For each line in the data below that holds "PRICES", return a copy.

[begin STORED ROWS]

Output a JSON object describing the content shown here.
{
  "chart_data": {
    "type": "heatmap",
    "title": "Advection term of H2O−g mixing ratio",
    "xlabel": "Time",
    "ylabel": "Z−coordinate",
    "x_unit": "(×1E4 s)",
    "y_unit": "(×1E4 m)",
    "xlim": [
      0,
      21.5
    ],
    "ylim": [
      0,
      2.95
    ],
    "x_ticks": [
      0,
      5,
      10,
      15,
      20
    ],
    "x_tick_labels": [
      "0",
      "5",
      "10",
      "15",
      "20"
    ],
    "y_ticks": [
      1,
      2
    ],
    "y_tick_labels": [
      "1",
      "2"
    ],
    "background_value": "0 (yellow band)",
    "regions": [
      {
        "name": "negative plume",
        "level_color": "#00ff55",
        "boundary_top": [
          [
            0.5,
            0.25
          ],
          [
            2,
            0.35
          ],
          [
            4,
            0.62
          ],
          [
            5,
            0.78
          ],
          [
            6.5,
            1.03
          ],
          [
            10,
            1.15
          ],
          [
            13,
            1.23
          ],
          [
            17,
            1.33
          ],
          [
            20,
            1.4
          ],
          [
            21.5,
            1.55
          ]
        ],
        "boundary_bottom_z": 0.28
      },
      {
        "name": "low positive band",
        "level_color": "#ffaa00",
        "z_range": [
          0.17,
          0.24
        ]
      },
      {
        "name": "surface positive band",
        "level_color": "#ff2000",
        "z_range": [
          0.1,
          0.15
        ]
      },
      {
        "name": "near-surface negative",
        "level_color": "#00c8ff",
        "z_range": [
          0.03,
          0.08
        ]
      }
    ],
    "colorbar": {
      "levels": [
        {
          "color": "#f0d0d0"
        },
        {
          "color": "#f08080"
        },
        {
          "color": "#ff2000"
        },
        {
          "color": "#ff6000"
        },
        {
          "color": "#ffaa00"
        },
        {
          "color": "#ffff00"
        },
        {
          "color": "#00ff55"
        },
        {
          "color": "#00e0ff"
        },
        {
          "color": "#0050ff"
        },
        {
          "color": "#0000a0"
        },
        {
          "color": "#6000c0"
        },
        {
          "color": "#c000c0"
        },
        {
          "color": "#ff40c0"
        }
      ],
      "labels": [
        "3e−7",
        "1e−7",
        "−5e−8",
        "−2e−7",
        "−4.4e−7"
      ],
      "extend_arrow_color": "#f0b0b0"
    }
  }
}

[end STORED ROWS]
[begin STORED ROWS]

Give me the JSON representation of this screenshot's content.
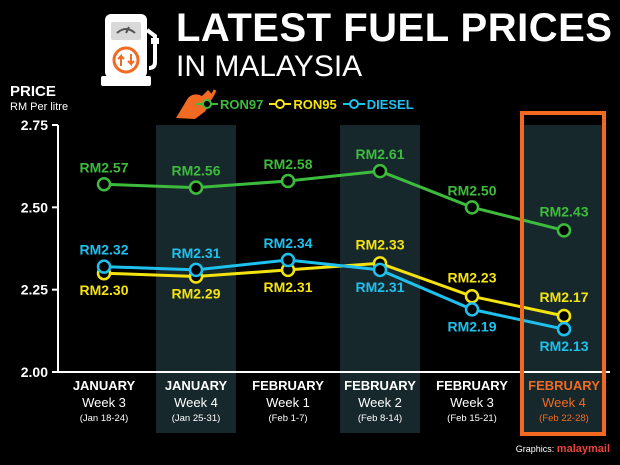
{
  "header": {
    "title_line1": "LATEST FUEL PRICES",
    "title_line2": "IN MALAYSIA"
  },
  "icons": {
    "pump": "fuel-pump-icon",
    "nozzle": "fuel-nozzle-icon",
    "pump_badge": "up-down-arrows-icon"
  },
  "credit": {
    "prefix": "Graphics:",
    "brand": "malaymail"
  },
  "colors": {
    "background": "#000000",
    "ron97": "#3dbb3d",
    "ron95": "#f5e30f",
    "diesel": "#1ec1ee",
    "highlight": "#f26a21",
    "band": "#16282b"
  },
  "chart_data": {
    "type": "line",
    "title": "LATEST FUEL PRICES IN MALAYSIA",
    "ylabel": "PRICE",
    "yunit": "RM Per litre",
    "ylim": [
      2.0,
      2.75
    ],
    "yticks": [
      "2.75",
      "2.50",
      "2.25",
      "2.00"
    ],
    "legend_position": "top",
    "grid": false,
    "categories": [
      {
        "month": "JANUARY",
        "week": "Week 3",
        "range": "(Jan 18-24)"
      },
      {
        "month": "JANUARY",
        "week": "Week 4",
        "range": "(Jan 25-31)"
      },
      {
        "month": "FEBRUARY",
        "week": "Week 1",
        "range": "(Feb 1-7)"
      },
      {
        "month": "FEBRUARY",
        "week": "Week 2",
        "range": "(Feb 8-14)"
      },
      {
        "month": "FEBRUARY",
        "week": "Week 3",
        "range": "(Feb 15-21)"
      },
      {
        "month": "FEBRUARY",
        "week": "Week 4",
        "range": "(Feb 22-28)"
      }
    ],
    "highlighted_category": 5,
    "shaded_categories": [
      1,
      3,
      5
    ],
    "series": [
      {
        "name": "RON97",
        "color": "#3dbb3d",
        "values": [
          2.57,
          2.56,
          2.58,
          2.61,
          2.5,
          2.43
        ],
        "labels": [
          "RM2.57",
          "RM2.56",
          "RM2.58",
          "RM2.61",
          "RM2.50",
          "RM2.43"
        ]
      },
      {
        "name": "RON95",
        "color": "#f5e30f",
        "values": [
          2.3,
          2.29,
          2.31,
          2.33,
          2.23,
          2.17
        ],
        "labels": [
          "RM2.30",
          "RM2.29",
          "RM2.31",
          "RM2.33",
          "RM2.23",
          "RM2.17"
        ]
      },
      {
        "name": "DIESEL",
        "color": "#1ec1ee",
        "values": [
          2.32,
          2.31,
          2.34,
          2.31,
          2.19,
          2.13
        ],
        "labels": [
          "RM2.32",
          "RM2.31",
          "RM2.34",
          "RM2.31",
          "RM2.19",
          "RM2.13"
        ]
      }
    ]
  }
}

[end STORED ROWS]

> _THE COMPLETED TASK_:
    "title_line1": "LATEST FUEL PRICES",
    "title": "LATEST FUEL PRICES IN MALAYSIA",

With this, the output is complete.